**What the task requires**
Read the data below. Every line holding the string "enhanced" must be copied.

Start of Block

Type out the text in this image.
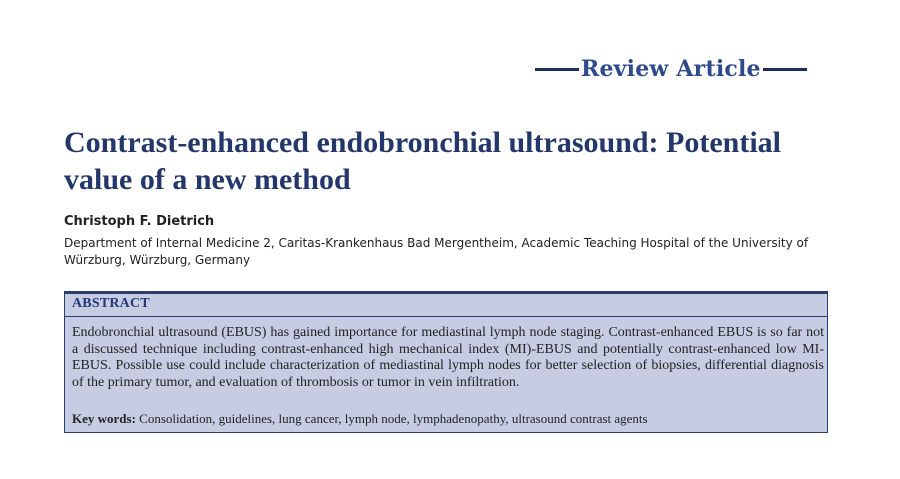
Review Article
Contrast-enhanced endobronchial ultrasound: Potential value of a new method
Christoph F. Dietrich
Department of Internal Medicine 2, Caritas-Krankenhaus Bad Mergentheim, Academic Teaching Hospital of the University of Würzburg, Würzburg, Germany
ABSTRACT

Endobronchial ultrasound (EBUS) has gained importance for mediastinal lymph node staging. Contrast-enhanced EBUS is so far not a discussed technique including contrast-enhanced high mechanical index (MI)-EBUS and potentially contrast-enhanced low MI-EBUS. Possible use could include characterization of mediastinal lymph nodes for better selection of biopsies, differential diagnosis of the primary tumor, and evaluation of thrombosis or tumor in vein infiltration.

Key words: Consolidation, guidelines, lung cancer, lymph node, lymphadenopathy, ultrasound contrast agents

End of Block

**Exercise answer**
Contrast-enhanced endobronchial ultrasound: Potential value of a new method
Endobronchial ultrasound (EBUS) has gained importance for mediastinal lymph node staging. Contrast-enhanced EBUS is so far not a discussed technique including contrast-enhanced high mechanical index (MI)-EBUS and potentially contrast-enhanced low MI-EBUS. Possible use could include characterization of mediastinal lymph nodes for better selection of biopsies, differential diagnosis of the primary tumor, and evaluation of thrombosis or tumor in vein infiltration.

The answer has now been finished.